• [Requirements]: Print every one of the entries below verbatim, keeping each line unchanged.
^^^^^^^^^^^^^^^^
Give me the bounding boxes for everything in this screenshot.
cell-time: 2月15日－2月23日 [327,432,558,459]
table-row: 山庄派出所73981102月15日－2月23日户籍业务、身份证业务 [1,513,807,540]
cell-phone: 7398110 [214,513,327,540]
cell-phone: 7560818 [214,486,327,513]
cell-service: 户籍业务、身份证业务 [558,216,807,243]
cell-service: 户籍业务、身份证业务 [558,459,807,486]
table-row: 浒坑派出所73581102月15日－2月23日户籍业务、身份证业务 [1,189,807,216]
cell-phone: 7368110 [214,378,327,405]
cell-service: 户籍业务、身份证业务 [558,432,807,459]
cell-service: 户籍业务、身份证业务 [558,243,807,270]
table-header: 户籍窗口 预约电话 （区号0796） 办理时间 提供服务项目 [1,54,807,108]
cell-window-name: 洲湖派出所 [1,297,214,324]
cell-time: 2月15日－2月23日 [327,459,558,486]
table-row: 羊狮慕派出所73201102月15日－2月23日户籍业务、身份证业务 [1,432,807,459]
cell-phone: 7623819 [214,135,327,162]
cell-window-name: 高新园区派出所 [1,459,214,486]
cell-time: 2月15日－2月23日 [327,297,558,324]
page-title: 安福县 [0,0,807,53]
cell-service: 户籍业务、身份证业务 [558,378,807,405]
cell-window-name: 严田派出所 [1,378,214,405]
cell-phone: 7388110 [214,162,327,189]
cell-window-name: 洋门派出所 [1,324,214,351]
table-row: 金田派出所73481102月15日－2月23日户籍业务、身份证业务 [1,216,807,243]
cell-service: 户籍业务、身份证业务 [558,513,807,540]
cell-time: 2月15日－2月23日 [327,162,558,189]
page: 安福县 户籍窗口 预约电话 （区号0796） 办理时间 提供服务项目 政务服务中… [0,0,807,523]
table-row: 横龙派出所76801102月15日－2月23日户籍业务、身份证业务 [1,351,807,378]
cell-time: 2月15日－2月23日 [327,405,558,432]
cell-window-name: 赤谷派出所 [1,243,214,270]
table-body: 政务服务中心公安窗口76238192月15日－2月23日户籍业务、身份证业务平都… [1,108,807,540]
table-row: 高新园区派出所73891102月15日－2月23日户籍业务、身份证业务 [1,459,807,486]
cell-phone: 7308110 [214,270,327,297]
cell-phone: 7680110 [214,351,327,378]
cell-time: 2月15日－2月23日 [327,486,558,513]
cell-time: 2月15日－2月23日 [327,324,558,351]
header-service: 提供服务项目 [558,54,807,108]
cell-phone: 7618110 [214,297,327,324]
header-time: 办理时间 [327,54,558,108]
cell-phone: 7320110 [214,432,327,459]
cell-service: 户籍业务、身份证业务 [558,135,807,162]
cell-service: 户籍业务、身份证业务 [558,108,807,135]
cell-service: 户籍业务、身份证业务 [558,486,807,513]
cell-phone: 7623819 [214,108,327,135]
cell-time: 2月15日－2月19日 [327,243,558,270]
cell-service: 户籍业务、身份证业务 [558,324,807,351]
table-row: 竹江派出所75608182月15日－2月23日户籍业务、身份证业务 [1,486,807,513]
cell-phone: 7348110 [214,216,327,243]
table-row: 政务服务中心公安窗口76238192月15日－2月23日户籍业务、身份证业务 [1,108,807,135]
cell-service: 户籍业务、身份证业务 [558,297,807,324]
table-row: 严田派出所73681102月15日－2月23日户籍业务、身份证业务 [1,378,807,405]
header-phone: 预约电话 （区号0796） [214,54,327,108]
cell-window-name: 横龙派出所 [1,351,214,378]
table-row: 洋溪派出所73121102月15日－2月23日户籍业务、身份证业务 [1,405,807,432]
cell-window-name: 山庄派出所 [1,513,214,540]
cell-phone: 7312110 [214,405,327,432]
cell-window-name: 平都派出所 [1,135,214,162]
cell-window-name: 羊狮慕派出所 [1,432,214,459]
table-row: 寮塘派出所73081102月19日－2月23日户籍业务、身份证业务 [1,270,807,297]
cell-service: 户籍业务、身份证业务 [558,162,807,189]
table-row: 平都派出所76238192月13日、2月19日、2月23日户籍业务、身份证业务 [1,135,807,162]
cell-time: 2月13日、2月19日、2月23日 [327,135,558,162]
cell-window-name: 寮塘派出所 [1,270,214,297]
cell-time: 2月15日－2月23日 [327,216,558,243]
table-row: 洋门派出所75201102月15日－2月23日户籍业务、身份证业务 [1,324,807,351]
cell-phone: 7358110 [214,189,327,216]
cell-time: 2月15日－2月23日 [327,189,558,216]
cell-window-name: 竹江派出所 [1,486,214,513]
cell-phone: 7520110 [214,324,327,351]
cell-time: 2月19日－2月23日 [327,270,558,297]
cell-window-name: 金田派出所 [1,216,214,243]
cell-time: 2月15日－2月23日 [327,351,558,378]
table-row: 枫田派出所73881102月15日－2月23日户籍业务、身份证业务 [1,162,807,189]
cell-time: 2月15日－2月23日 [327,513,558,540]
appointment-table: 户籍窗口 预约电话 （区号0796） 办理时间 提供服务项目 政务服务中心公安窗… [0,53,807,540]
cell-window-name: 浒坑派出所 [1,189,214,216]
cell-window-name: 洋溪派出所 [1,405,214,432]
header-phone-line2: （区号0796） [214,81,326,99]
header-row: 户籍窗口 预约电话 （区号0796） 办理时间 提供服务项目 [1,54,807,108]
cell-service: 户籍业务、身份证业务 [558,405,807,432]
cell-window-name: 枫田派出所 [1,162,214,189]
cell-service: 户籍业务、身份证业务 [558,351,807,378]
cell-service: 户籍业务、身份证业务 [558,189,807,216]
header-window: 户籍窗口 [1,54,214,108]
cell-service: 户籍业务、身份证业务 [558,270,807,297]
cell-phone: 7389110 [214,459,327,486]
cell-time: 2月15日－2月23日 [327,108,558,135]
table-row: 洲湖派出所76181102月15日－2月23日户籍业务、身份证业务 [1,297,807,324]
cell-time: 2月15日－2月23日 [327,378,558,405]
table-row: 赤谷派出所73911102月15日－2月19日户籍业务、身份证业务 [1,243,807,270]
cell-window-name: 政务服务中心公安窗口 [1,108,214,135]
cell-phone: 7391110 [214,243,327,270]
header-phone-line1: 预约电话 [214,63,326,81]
^^^^^^^^^^^^^^^^
• [Output of the exercise]:
Give me the bounding boxes for everything in this screenshot.
cell-time: 2月15日－2月23日 [327,432,558,459]
table-row: 山庄派出所73981102月15日－2月23日户籍业务、身份证业务 [1,513,807,540]
cell-phone: 7398110 [214,513,327,540]
cell-phone: 7560818 [214,486,327,513]
cell-service: 户籍业务、身份证业务 [558,216,807,243]
cell-service: 户籍业务、身份证业务 [558,459,807,486]
table-row: 浒坑派出所73581102月15日－2月23日户籍业务、身份证业务 [1,189,807,216]
cell-phone: 7368110 [214,378,327,405]
cell-service: 户籍业务、身份证业务 [558,432,807,459]
cell-service: 户籍业务、身份证业务 [558,243,807,270]
table-header: 户籍窗口 预约电话 （区号0796） 办理时间 提供服务项目 [1,54,807,108]
cell-window-name: 洲湖派出所 [1,297,214,324]
cell-time: 2月15日－2月23日 [327,459,558,486]
table-row: 羊狮慕派出所73201102月15日－2月23日户籍业务、身份证业务 [1,432,807,459]
cell-phone: 7623819 [214,135,327,162]
cell-window-name: 高新园区派出所 [1,459,214,486]
cell-time: 2月15日－2月23日 [327,297,558,324]
page-title: 安福县 [0,0,807,53]
cell-service: 户籍业务、身份证业务 [558,378,807,405]
cell-window-name: 严田派出所 [1,378,214,405]
cell-phone: 7388110 [214,162,327,189]
cell-window-name: 洋门派出所 [1,324,214,351]
table-row: 金田派出所73481102月15日－2月23日户籍业务、身份证业务 [1,216,807,243]
cell-service: 户籍业务、身份证业务 [558,513,807,540]
cell-time: 2月15日－2月23日 [327,162,558,189]
page: 安福县 户籍窗口 预约电话 （区号0796） 办理时间 提供服务项目 政务服务中… [0,0,807,523]
table-row: 横龙派出所76801102月15日－2月23日户籍业务、身份证业务 [1,351,807,378]
cell-time: 2月15日－2月23日 [327,405,558,432]
cell-window-name: 赤谷派出所 [1,243,214,270]
table-body: 政务服务中心公安窗口76238192月15日－2月23日户籍业务、身份证业务平都… [1,108,807,540]
table-row: 高新园区派出所73891102月15日－2月23日户籍业务、身份证业务 [1,459,807,486]
cell-phone: 7308110 [214,270,327,297]
cell-phone: 7680110 [214,351,327,378]
cell-time: 2月15日－2月23日 [327,486,558,513]
cell-time: 2月15日－2月23日 [327,324,558,351]
header-service: 提供服务项目 [558,54,807,108]
cell-phone: 7618110 [214,297,327,324]
header-time: 办理时间 [327,54,558,108]
cell-phone: 7320110 [214,432,327,459]
cell-service: 户籍业务、身份证业务 [558,135,807,162]
cell-service: 户籍业务、身份证业务 [558,108,807,135]
cell-service: 户籍业务、身份证业务 [558,486,807,513]
cell-phone: 7623819 [214,108,327,135]
cell-time: 2月15日－2月19日 [327,243,558,270]
cell-service: 户籍业务、身份证业务 [558,324,807,351]
table-row: 竹江派出所75608182月15日－2月23日户籍业务、身份证业务 [1,486,807,513]
cell-phone: 7348110 [214,216,327,243]
table-row: 政务服务中心公安窗口76238192月15日－2月23日户籍业务、身份证业务 [1,108,807,135]
cell-service: 户籍业务、身份证业务 [558,297,807,324]
table-row: 严田派出所73681102月15日－2月23日户籍业务、身份证业务 [1,378,807,405]
header-phone: 预约电话 （区号0796） [214,54,327,108]
cell-window-name: 横龙派出所 [1,351,214,378]
table-row: 洋溪派出所73121102月15日－2月23日户籍业务、身份证业务 [1,405,807,432]
cell-window-name: 山庄派出所 [1,513,214,540]
cell-phone: 7312110 [214,405,327,432]
cell-window-name: 平都派出所 [1,135,214,162]
cell-window-name: 羊狮慕派出所 [1,432,214,459]
table-row: 寮塘派出所73081102月19日－2月23日户籍业务、身份证业务 [1,270,807,297]
cell-service: 户籍业务、身份证业务 [558,162,807,189]
table-row: 平都派出所76238192月13日、2月19日、2月23日户籍业务、身份证业务 [1,135,807,162]
cell-time: 2月13日、2月19日、2月23日 [327,135,558,162]
cell-window-name: 寮塘派出所 [1,270,214,297]
cell-time: 2月15日－2月23日 [327,216,558,243]
table-row: 洋门派出所75201102月15日－2月23日户籍业务、身份证业务 [1,324,807,351]
cell-phone: 7358110 [214,189,327,216]
cell-time: 2月15日－2月23日 [327,189,558,216]
cell-window-name: 竹江派出所 [1,486,214,513]
cell-phone: 7520110 [214,324,327,351]
cell-time: 2月19日－2月23日 [327,270,558,297]
cell-window-name: 金田派出所 [1,216,214,243]
cell-time: 2月15日－2月23日 [327,351,558,378]
table-row: 枫田派出所73881102月15日－2月23日户籍业务、身份证业务 [1,162,807,189]
cell-time: 2月15日－2月23日 [327,513,558,540]
appointment-table: 户籍窗口 预约电话 （区号0796） 办理时间 提供服务项目 政务服务中心公安窗… [0,53,807,540]
cell-window-name: 浒坑派出所 [1,189,214,216]
cell-window-name: 洋溪派出所 [1,405,214,432]
header-phone-line2: （区号0796） [214,81,326,99]
header-row: 户籍窗口 预约电话 （区号0796） 办理时间 提供服务项目 [1,54,807,108]
cell-service: 户籍业务、身份证业务 [558,405,807,432]
cell-window-name: 枫田派出所 [1,162,214,189]
cell-service: 户籍业务、身份证业务 [558,351,807,378]
cell-service: 户籍业务、身份证业务 [558,189,807,216]
header-window: 户籍窗口 [1,54,214,108]
cell-service: 户籍业务、身份证业务 [558,270,807,297]
cell-phone: 7389110 [214,459,327,486]
cell-time: 2月15日－2月23日 [327,108,558,135]
table-row: 洲湖派出所76181102月15日－2月23日户籍业务、身份证业务 [1,297,807,324]
cell-time: 2月15日－2月23日 [327,378,558,405]
table-row: 赤谷派出所73911102月15日－2月19日户籍业务、身份证业务 [1,243,807,270]
cell-window-name: 政务服务中心公安窗口 [1,108,214,135]
cell-phone: 7391110 [214,243,327,270]
header-phone-line1: 预约电话 [214,63,326,81]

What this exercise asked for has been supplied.